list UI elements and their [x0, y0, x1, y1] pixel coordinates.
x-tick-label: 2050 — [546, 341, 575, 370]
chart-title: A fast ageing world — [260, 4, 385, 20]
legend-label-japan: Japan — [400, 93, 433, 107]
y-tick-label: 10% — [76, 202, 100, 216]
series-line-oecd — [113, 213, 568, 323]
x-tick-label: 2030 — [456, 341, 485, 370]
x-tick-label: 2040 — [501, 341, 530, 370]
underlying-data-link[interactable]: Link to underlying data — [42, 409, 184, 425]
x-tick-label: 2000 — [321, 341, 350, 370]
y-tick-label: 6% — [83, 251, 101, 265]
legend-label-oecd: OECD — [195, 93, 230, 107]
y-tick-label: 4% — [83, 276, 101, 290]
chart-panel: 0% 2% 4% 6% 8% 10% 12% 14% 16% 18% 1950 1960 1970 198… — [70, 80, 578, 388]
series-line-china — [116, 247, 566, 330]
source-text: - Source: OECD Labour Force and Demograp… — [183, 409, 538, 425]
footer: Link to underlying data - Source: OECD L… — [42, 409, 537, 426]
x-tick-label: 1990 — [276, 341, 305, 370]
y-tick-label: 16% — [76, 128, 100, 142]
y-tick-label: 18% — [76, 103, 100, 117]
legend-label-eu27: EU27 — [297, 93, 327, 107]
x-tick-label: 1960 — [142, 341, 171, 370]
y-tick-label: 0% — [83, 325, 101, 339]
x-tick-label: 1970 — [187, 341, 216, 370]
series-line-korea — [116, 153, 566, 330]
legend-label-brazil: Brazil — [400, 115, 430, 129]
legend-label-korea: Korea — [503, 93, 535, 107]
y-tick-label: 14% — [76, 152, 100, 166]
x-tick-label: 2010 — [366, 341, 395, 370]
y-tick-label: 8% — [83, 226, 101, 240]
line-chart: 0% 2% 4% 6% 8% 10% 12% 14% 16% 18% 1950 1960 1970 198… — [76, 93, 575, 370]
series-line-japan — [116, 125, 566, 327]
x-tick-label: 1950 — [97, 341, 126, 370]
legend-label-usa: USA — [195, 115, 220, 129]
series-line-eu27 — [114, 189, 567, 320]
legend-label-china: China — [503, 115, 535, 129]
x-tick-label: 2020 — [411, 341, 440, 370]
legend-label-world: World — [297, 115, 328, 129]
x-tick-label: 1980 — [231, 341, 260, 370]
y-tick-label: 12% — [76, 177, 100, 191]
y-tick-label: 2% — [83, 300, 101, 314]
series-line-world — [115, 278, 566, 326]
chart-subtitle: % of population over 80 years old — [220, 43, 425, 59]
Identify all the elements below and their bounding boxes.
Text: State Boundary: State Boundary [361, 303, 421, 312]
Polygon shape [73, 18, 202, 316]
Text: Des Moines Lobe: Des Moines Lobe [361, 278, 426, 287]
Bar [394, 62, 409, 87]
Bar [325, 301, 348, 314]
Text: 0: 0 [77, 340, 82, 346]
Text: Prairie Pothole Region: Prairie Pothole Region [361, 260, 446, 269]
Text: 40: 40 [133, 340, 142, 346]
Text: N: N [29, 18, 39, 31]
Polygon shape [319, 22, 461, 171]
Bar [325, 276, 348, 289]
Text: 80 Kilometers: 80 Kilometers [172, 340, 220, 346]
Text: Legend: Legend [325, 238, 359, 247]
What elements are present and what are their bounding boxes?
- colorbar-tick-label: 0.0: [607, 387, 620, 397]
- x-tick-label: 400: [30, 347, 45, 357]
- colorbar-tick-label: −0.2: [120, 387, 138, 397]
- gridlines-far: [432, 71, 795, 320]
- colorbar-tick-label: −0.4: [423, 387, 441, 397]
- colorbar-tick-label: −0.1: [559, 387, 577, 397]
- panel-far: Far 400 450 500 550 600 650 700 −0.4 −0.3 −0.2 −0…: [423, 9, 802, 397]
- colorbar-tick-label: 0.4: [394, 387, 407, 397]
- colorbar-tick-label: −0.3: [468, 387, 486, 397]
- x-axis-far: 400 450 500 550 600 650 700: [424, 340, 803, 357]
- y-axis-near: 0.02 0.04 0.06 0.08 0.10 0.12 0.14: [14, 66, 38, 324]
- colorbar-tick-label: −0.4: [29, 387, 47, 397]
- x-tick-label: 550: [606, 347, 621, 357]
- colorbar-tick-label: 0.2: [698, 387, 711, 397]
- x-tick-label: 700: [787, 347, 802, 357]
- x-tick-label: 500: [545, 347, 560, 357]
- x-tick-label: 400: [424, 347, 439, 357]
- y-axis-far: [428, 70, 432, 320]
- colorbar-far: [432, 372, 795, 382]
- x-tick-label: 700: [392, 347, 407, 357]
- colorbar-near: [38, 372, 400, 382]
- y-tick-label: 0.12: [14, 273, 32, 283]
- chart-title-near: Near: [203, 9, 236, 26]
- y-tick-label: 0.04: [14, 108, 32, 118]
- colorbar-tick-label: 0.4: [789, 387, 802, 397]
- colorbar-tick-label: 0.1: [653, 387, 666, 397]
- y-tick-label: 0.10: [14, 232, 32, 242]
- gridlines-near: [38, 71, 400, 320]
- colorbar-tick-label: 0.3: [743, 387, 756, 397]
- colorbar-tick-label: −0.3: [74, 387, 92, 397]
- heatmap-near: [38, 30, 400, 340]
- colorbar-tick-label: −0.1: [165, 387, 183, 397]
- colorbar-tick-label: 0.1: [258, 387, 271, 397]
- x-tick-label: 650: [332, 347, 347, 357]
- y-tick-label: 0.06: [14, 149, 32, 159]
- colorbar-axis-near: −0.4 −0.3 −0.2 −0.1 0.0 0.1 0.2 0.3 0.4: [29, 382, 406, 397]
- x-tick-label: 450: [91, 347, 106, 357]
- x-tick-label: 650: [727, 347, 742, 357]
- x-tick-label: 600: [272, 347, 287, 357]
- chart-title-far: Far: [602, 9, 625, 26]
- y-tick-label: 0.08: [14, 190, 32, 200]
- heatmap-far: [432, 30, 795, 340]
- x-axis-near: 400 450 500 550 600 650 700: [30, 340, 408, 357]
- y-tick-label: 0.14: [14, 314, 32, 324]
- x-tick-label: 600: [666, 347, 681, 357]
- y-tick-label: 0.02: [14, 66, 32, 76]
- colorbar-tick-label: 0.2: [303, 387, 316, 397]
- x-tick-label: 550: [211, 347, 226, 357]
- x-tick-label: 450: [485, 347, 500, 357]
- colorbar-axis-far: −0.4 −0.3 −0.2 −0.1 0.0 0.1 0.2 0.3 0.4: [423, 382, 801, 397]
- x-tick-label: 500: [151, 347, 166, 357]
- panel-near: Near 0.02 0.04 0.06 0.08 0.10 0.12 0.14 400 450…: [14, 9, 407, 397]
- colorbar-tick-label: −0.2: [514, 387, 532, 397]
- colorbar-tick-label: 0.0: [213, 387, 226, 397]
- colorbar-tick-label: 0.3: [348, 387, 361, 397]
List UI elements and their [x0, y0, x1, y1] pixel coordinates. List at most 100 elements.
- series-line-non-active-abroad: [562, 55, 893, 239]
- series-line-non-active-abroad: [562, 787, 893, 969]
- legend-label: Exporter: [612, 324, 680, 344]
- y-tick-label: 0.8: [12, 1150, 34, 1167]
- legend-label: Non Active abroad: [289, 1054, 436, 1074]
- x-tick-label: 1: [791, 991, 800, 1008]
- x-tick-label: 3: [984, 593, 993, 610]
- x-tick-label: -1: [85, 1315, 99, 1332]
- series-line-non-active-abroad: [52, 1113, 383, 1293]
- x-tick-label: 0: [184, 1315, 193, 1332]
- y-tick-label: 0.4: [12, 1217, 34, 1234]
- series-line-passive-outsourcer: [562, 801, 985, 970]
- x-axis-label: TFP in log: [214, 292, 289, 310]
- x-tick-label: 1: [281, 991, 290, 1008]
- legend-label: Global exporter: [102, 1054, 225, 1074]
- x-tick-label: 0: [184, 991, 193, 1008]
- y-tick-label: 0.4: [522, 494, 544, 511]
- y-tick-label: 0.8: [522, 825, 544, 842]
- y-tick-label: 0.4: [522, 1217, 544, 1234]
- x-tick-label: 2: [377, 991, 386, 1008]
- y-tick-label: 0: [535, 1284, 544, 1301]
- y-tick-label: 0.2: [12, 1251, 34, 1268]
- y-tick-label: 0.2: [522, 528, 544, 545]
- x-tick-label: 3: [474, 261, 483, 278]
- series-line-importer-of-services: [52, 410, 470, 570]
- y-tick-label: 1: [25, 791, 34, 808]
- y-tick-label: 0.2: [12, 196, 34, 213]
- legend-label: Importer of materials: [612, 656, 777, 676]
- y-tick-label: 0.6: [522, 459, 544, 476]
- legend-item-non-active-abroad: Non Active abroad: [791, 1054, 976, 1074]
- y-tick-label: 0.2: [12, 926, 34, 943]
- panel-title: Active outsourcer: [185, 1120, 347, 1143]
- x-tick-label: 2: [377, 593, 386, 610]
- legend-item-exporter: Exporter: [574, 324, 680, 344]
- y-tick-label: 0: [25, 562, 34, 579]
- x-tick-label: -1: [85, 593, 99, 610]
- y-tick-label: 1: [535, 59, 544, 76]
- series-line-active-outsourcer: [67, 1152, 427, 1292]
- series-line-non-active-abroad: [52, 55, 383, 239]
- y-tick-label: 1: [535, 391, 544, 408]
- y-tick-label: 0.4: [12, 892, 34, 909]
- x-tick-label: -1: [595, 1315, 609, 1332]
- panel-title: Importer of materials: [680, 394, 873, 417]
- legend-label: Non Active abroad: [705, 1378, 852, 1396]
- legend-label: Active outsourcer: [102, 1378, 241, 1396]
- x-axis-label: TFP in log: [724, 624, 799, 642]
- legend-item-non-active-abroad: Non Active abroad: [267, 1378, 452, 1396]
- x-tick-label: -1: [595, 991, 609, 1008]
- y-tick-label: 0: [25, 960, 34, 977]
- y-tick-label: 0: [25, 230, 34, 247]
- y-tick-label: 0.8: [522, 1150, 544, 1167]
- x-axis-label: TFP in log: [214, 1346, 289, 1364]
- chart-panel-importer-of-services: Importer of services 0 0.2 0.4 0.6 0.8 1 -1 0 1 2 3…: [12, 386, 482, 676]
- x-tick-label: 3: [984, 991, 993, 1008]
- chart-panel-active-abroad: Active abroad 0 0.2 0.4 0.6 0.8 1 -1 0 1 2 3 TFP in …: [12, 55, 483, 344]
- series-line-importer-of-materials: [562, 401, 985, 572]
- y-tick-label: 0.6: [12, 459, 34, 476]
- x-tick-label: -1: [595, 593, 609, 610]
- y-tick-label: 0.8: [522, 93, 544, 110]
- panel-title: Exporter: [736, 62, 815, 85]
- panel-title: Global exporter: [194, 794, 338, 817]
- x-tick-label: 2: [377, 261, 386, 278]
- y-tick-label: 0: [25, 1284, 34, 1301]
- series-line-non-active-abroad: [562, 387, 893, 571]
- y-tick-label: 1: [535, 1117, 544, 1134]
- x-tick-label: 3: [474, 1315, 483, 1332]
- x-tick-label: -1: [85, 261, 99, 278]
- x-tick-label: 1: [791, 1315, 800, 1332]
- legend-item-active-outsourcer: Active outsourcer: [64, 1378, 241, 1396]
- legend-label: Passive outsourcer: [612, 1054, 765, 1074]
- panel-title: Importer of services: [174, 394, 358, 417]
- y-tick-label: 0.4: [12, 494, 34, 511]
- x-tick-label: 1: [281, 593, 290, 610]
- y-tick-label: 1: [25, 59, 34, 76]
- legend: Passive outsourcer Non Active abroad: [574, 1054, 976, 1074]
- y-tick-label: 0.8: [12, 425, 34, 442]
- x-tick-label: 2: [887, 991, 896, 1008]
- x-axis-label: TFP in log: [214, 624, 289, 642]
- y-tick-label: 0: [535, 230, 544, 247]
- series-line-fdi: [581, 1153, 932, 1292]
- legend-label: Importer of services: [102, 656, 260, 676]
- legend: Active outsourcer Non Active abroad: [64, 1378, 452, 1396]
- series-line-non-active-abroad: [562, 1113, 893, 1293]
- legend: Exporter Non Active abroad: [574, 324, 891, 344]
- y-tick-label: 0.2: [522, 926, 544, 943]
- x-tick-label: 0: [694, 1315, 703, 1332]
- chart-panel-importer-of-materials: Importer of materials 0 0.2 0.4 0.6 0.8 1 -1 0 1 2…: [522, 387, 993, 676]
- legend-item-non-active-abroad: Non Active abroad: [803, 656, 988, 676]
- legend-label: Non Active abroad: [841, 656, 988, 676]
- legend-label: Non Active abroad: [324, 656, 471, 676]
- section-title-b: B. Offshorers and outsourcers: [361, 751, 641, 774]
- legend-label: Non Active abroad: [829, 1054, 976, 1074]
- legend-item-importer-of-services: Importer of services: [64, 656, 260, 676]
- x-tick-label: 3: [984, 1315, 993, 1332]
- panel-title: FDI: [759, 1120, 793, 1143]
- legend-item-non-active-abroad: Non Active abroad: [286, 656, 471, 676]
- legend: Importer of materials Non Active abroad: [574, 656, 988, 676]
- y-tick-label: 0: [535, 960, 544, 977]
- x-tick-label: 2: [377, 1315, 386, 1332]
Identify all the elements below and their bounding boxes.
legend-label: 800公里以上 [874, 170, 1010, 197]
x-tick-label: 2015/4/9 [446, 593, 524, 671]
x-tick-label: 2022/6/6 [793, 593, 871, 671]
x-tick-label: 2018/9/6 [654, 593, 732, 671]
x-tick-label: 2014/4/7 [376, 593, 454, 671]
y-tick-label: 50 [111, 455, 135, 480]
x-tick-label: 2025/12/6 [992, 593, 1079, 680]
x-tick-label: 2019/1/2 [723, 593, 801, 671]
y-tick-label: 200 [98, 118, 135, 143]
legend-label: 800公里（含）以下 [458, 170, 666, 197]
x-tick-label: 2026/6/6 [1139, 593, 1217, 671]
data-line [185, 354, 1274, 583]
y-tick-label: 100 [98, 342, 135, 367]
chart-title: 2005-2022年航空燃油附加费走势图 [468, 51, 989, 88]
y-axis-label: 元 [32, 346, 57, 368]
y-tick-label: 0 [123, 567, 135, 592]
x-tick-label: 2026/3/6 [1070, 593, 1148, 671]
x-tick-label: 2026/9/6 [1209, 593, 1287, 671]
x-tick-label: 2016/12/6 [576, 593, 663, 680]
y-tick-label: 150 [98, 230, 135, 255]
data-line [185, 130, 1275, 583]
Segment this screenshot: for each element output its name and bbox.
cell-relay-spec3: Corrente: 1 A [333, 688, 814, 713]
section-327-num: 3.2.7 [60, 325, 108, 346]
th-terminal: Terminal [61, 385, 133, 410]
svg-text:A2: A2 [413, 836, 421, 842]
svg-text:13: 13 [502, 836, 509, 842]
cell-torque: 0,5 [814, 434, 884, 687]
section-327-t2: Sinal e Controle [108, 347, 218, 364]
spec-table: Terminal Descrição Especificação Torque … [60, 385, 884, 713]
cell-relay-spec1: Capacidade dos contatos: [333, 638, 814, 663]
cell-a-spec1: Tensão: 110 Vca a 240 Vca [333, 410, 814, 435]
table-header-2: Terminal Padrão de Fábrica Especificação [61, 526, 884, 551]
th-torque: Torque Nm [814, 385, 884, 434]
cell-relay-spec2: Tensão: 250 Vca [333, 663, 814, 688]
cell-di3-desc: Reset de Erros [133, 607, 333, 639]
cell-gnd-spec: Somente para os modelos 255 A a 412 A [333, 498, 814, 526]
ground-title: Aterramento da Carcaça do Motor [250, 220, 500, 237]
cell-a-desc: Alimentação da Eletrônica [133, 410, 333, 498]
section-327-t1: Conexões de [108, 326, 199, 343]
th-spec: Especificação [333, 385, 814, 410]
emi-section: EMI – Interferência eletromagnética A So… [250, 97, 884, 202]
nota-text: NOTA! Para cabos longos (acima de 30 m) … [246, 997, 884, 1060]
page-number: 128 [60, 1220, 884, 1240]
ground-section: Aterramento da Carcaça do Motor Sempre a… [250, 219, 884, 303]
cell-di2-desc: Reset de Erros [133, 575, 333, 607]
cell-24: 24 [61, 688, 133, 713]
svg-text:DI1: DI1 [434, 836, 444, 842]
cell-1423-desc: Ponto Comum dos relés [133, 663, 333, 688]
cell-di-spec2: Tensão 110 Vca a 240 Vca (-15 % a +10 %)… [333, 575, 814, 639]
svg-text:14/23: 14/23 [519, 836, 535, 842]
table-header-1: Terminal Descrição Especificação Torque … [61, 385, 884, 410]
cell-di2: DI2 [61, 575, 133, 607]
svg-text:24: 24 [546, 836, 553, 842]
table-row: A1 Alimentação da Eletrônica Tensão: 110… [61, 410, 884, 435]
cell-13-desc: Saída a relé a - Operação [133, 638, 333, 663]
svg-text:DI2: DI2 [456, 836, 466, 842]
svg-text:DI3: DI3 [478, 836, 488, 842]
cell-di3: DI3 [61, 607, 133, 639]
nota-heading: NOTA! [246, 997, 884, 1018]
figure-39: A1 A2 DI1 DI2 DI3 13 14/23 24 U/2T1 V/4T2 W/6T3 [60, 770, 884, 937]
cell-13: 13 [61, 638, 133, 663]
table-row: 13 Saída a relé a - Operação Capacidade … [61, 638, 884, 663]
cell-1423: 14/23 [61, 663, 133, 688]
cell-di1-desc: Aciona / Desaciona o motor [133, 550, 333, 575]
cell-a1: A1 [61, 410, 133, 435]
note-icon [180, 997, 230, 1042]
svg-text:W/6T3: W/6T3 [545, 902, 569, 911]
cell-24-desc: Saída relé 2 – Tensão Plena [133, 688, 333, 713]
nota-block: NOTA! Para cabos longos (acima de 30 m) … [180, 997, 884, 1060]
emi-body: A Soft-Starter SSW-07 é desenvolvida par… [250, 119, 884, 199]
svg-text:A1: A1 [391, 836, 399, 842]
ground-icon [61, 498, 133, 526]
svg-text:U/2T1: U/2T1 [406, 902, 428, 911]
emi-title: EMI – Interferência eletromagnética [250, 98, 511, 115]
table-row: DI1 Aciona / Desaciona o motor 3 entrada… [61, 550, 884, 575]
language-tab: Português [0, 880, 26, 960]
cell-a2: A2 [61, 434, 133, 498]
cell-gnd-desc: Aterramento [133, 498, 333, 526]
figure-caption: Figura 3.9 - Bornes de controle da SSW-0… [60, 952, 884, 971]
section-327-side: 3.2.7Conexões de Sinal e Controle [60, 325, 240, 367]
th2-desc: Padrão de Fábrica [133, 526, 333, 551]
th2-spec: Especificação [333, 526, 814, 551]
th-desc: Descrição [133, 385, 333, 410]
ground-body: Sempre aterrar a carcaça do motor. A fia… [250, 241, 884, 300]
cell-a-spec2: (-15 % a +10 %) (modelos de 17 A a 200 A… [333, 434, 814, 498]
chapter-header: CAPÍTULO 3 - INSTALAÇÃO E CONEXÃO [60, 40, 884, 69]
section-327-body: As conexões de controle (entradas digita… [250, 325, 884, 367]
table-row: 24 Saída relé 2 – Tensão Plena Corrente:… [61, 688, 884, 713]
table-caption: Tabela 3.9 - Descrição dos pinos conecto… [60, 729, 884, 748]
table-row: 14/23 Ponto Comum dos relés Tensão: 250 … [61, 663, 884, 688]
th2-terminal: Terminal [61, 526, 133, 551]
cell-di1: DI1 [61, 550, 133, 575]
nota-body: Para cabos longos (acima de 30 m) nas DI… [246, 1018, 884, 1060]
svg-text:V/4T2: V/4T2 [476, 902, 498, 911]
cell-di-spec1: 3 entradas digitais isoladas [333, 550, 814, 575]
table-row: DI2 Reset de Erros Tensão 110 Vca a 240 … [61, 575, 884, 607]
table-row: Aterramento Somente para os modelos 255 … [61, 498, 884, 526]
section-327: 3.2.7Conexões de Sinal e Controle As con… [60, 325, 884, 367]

━━━

- _WHAT THE EXERCISE ASKS_
Set down everything from the first line of the entries down to the line containing "x-tick-label: 2010 — [366, 341, 395, 370]", both ends included, reproducing each line verbatim.

- _ANSWER TO THIS EXERCISE_
list UI elements and their [x0, y0, x1, y1] pixel coordinates.
x-tick-label: 2050 — [546, 341, 575, 370]
chart-title: A fast ageing world — [260, 4, 385, 20]
legend-label-japan: Japan — [400, 93, 433, 107]
y-tick-label: 10% — [76, 202, 100, 216]
series-line-oecd — [113, 213, 568, 323]
x-tick-label: 2030 — [456, 341, 485, 370]
x-tick-label: 2040 — [501, 341, 530, 370]
underlying-data-link[interactable]: Link to underlying data — [42, 409, 184, 425]
x-tick-label: 2000 — [321, 341, 350, 370]
y-tick-label: 6% — [83, 251, 101, 265]
legend-label-oecd: OECD — [195, 93, 230, 107]
y-tick-label: 4% — [83, 276, 101, 290]
chart-panel: 0% 2% 4% 6% 8% 10% 12% 14% 16% 18% 1950 1960 1970 198… — [70, 80, 578, 388]
series-line-china — [116, 247, 566, 330]
source-text: - Source: OECD Labour Force and Demograp… — [183, 409, 538, 425]
footer: Link to underlying data - Source: OECD L… — [42, 409, 537, 426]
x-tick-label: 1990 — [276, 341, 305, 370]
y-tick-label: 16% — [76, 128, 100, 142]
y-tick-label: 18% — [76, 103, 100, 117]
legend-label-eu27: EU27 — [297, 93, 327, 107]
x-tick-label: 1960 — [142, 341, 171, 370]
y-tick-label: 0% — [83, 325, 101, 339]
x-tick-label: 1970 — [187, 341, 216, 370]
series-line-korea — [116, 153, 566, 330]
legend-label-brazil: Brazil — [400, 115, 430, 129]
legend-label-korea: Korea — [503, 93, 535, 107]
y-tick-label: 14% — [76, 152, 100, 166]
x-tick-label: 2010 — [366, 341, 395, 370]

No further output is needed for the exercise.